## BEGIN Data lines

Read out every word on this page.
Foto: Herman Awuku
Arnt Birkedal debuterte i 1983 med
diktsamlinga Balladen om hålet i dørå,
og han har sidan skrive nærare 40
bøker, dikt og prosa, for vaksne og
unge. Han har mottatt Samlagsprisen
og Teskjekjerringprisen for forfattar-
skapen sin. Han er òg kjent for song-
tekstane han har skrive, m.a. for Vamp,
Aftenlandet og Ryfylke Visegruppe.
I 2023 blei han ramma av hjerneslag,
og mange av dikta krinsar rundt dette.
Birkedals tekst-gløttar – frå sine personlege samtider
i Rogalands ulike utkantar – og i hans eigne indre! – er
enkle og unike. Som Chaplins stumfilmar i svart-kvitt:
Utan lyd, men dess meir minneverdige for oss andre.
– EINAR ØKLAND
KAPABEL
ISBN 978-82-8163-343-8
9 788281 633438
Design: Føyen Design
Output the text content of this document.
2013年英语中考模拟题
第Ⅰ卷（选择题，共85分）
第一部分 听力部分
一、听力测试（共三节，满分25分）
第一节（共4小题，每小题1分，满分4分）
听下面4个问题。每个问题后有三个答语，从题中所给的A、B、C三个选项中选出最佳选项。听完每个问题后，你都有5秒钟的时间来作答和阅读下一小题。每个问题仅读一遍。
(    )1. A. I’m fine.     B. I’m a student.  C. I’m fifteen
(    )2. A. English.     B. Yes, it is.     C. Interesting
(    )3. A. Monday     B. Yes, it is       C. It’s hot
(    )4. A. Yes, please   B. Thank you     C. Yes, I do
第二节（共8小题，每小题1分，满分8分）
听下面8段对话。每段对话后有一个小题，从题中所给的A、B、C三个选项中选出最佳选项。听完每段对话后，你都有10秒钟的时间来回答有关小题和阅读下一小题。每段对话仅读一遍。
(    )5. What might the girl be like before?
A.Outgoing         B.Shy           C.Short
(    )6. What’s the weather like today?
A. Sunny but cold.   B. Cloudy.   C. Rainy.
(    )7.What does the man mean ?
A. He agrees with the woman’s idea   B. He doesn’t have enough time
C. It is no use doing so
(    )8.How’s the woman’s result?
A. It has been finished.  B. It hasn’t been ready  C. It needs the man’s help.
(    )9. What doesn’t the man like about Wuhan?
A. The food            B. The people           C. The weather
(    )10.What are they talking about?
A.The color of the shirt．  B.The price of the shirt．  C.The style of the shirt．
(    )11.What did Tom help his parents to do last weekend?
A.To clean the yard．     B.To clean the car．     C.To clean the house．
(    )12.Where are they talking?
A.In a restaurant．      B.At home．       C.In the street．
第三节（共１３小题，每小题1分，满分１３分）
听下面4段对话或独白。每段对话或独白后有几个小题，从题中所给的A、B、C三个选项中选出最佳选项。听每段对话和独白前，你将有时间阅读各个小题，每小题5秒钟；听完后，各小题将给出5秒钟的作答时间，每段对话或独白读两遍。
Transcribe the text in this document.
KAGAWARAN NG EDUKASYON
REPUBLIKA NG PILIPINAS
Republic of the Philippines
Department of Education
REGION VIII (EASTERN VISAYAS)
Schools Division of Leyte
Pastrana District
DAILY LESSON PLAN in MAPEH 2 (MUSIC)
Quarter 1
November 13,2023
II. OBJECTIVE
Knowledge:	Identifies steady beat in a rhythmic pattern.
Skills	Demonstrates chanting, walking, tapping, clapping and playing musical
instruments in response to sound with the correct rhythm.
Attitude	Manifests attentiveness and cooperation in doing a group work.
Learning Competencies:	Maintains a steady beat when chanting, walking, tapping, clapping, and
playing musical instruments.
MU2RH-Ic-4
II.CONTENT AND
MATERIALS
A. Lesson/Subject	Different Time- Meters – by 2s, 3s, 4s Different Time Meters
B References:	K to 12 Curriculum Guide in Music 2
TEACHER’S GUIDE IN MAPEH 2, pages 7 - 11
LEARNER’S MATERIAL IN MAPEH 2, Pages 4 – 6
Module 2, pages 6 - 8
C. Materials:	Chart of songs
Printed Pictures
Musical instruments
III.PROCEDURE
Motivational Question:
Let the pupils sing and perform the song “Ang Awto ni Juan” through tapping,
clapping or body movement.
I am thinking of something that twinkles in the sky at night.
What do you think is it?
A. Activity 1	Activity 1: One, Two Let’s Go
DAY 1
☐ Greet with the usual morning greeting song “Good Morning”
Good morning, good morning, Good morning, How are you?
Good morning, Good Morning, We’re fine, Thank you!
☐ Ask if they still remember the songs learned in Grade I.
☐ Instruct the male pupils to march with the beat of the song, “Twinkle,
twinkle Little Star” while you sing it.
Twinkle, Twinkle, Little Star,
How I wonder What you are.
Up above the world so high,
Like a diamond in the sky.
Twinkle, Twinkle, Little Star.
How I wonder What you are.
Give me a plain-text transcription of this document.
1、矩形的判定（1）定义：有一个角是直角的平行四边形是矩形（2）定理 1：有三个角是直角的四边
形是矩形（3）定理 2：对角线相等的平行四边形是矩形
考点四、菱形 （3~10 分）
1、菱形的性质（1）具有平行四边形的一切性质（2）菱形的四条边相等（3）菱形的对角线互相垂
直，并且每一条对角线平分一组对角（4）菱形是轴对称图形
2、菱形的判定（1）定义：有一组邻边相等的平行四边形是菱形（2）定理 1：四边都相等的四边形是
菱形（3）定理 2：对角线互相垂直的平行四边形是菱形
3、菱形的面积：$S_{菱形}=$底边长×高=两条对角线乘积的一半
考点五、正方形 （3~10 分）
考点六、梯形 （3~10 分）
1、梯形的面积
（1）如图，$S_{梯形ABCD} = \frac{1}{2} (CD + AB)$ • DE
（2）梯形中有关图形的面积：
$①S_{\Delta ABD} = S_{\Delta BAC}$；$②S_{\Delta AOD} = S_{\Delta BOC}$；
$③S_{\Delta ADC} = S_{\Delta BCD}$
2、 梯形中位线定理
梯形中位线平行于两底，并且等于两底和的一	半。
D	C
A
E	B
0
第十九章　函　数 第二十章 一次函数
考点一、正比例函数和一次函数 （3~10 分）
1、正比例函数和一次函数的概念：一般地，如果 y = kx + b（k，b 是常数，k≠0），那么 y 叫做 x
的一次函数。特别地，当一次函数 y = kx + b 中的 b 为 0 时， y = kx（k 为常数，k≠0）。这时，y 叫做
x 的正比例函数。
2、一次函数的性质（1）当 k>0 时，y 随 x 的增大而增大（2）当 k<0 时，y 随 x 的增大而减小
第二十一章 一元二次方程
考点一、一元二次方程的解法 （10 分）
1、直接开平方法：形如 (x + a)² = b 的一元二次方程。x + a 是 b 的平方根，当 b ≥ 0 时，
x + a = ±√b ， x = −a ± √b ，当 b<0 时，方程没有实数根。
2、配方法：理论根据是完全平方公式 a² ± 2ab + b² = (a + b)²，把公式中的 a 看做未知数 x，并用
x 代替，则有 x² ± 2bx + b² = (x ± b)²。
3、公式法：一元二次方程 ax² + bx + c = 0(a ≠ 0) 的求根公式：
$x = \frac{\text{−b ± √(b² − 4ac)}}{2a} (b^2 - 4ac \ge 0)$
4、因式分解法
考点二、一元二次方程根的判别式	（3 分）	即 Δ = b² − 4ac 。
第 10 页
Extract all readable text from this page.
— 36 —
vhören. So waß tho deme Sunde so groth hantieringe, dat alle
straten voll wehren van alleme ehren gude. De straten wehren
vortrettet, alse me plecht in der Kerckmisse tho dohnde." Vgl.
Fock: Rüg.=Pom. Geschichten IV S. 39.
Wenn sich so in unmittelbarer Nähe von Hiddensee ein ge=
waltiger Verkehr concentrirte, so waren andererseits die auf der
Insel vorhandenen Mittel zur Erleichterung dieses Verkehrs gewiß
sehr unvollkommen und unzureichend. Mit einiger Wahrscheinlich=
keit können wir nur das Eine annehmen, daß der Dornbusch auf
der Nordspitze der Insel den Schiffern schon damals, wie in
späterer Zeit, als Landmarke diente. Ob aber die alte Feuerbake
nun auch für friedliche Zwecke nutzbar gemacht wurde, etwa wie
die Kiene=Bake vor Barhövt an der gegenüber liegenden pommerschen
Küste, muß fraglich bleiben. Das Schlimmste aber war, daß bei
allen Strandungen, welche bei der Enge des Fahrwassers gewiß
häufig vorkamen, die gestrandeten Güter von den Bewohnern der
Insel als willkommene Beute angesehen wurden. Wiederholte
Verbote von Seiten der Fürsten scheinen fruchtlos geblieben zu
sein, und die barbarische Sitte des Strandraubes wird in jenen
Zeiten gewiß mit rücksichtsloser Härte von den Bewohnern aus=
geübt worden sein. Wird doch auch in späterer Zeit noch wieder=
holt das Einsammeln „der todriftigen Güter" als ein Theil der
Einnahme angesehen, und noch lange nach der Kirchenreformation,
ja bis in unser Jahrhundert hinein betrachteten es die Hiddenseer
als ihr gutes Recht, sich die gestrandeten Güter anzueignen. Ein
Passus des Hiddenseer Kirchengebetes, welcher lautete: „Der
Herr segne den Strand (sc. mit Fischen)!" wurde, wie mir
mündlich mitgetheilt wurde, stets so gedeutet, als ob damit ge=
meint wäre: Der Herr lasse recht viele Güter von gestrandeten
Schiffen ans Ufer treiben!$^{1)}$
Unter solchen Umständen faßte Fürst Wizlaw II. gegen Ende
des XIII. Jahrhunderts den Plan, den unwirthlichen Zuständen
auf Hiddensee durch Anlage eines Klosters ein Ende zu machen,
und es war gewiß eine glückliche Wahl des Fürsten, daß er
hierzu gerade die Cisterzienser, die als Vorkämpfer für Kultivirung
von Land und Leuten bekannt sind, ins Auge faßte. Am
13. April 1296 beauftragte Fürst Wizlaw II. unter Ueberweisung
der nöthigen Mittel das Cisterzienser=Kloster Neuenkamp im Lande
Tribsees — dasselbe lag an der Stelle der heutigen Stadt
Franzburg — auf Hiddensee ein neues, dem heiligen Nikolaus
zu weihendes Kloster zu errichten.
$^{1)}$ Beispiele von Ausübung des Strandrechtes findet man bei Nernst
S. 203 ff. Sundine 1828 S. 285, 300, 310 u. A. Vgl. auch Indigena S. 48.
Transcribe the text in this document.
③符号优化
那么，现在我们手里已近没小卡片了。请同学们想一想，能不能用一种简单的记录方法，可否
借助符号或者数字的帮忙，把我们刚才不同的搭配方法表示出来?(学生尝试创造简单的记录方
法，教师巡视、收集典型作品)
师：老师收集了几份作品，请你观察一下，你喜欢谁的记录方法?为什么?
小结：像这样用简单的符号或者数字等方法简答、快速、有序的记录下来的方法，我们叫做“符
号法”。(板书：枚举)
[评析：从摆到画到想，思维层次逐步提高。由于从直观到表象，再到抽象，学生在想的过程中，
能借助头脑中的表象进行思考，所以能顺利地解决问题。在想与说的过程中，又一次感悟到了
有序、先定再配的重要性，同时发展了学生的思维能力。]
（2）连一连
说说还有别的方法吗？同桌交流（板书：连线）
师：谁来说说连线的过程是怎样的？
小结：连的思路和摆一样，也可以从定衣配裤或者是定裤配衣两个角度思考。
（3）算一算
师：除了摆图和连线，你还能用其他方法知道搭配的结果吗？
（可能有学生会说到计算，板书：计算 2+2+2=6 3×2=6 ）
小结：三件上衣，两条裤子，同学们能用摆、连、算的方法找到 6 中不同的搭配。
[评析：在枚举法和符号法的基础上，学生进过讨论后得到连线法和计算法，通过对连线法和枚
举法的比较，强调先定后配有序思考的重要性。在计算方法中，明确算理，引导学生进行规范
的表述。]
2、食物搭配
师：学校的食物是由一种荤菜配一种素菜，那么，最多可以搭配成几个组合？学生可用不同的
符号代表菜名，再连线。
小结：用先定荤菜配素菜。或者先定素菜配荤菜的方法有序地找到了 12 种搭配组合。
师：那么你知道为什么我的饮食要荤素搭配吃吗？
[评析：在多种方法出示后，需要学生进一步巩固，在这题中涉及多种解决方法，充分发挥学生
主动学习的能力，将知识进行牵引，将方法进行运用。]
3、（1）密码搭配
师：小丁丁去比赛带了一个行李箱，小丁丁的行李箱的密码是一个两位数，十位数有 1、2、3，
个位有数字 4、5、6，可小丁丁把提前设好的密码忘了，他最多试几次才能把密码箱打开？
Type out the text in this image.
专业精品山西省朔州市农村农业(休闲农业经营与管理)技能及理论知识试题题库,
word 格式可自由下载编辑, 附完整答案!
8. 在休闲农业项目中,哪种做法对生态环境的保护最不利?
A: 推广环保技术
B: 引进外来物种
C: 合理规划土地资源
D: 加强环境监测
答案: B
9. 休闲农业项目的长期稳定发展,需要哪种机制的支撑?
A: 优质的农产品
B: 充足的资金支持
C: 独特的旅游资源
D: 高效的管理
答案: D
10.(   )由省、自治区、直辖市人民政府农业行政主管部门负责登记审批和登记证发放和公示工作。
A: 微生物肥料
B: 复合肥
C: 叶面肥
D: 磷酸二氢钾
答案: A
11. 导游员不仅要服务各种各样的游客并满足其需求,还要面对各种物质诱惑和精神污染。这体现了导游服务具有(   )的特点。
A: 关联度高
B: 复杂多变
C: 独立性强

## END Data lines

**Aim**
Look for the word "beat" in every line of the listing and copy the lines that have it.

**Correct response**
Knowledge:	Identifies steady beat in a rhythmic pattern.
Learning Competencies:	Maintains a steady beat when chanting, walking, tapping, clapping, and
☐ Instruct the male pupils to march with the beat of the song, “Twinkle,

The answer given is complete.